Where the data below has the string "when", return the whole line.

Data for review section start

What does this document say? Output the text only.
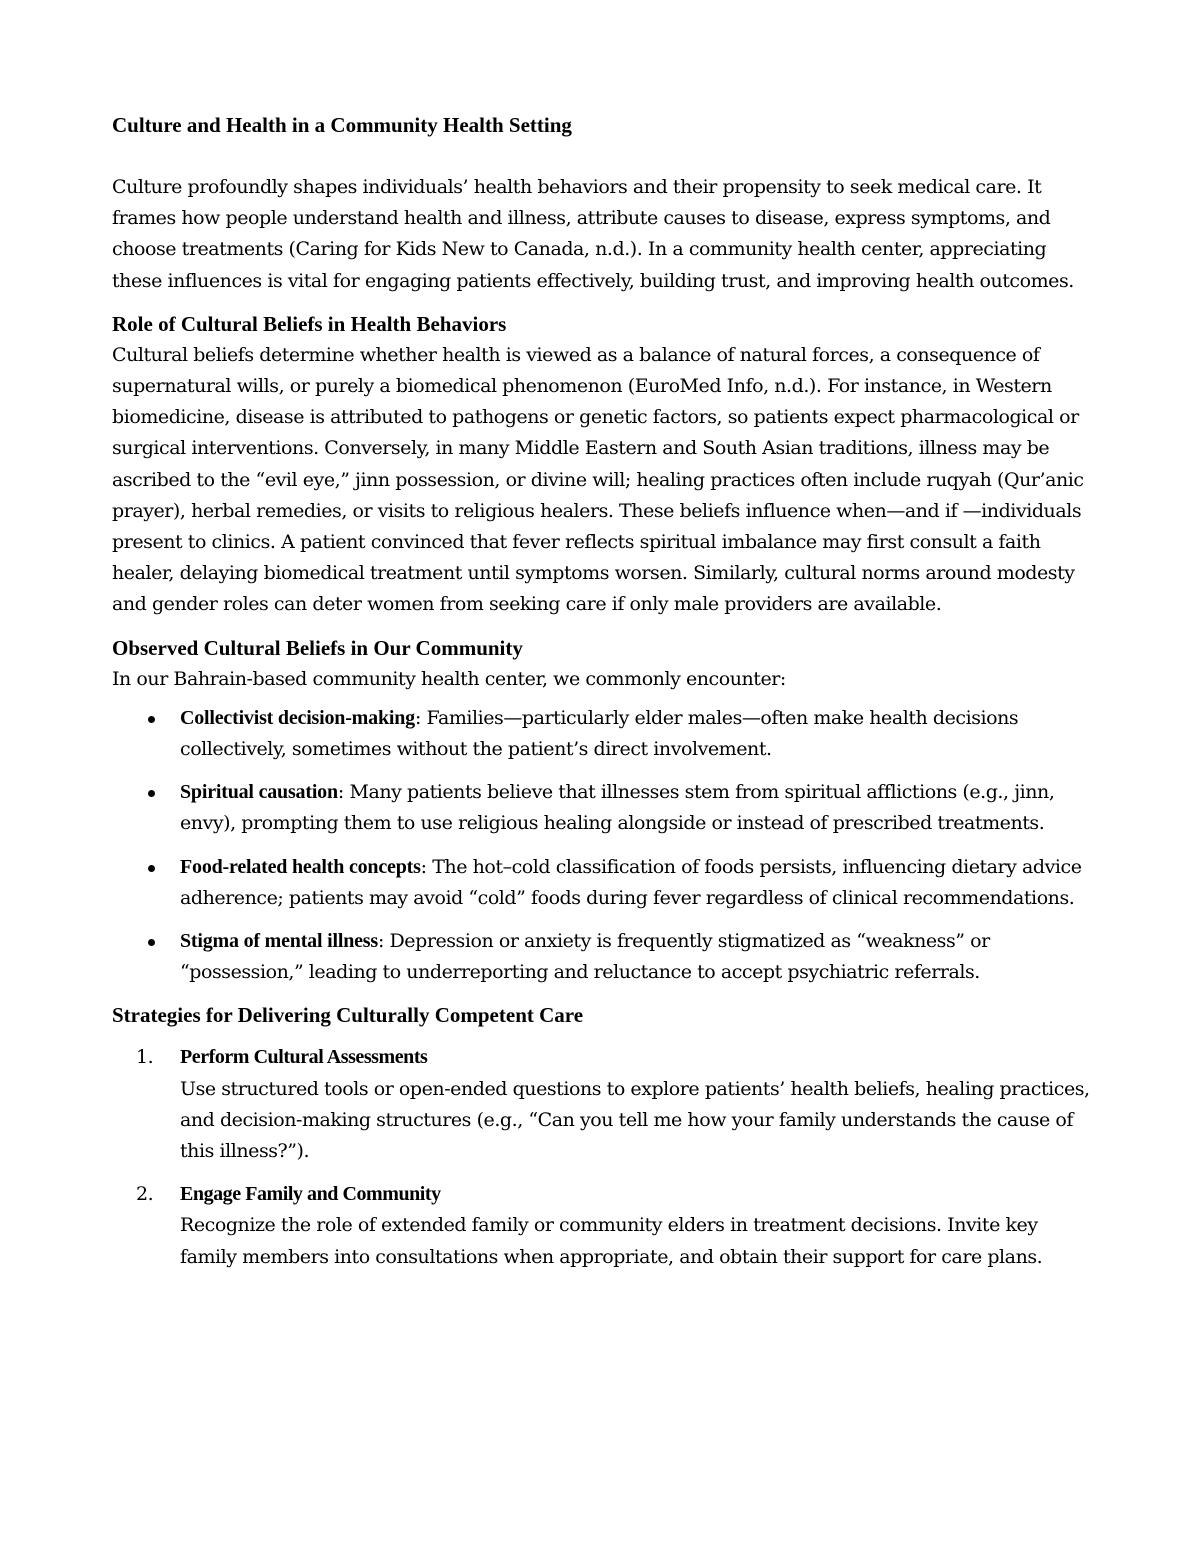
Culture and Health in a Community Health Setting

Culture profoundly shapes individuals’ health behaviors and their propensity to seek medical care. It frames how people understand health and illness, attribute causes to disease, express symptoms, and choose treatments (Caring for Kids New to Canada, n.d.). In a community health center, appreciating these influences is vital for engaging patients effectively, building trust, and improving health outcomes.

Role of Cultural Beliefs in Health Behaviors

Cultural beliefs determine whether health is viewed as a balance of natural forces, a consequence of supernatural wills, or purely a biomedical phenomenon (EuroMed Info, n.d.). For instance, in Western biomedicine, disease is attributed to pathogens or genetic factors, so patients expect pharmacological or surgical interventions. Conversely, in many Middle Eastern and South Asian traditions, illness may be ascribed to the “evil eye,” jinn possession, or divine will; healing practices often include ruqyah (Qur’anic prayer), herbal remedies, or visits to religious healers. These beliefs influence when—and if —individuals present to clinics. A patient convinced that fever reflects spiritual imbalance may first consult a faith healer, delaying biomedical treatment until symptoms worsen. Similarly, cultural norms around modesty and gender roles can deter women from seeking care if only male providers are available.

Observed Cultural Beliefs in Our Community

In our Bahrain-based community health center, we commonly encounter:

Collectivist decision-making: Families—particularly elder males—often make health decisions collectively, sometimes without the patient’s direct involvement.
Spiritual causation: Many patients believe that illnesses stem from spiritual afflictions (e.g., jinn, envy), prompting them to use religious healing alongside or instead of prescribed treatments.
Food-related health concepts: The hot–cold classification of foods persists, influencing dietary advice adherence; patients may avoid “cold” foods during fever regardless of clinical recommendations.
Stigma of mental illness: Depression or anxiety is frequently stigmatized as “weakness” or “possession,” leading to underreporting and reluctance to accept psychiatric referrals.
Strategies for Delivering Culturally Competent Care
1. Perform Cultural Assessments
Use structured tools or open-ended questions to explore patients’ health beliefs, healing practices, and decision-making structures (e.g., “Can you tell me how your family understands the cause of this illness?”).
2. Engage Family and Community
Recognize the role of extended family or community elders in treatment decisions. Invite key family members into consultations when appropriate, and obtain their support for care plans.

Data for review section end

**Answer to the exercise:**
Cultural beliefs determine whether health is viewed as a balance of natural forces, a consequence of supernatural wills, or purely a biomedical phenomenon (EuroMed Info, n.d.). For instance, in Western biomedicine, disease is attributed to pathogens or genetic factors, so patients expect pharmacological or surgical interventions. Conversely, in many Middle Eastern and South Asian traditions, illness may be ascribed to the “evil eye,” jinn possession, or divine will; healing practices often include ruqyah (Qur’anic prayer), herbal remedies, or visits to religious healers. These beliefs influence when—and if —individuals present to clinics. A patient convinced that fever reflects spiritual imbalance may first consult a faith healer, delaying biomedical treatment until symptoms worsen. Similarly, cultural norms around modesty and gender roles can deter women from seeking care if only male providers are available.
Recognize the role of extended family or community elders in treatment decisions. Invite key family members into consultations when appropriate, and obtain their support for care plans.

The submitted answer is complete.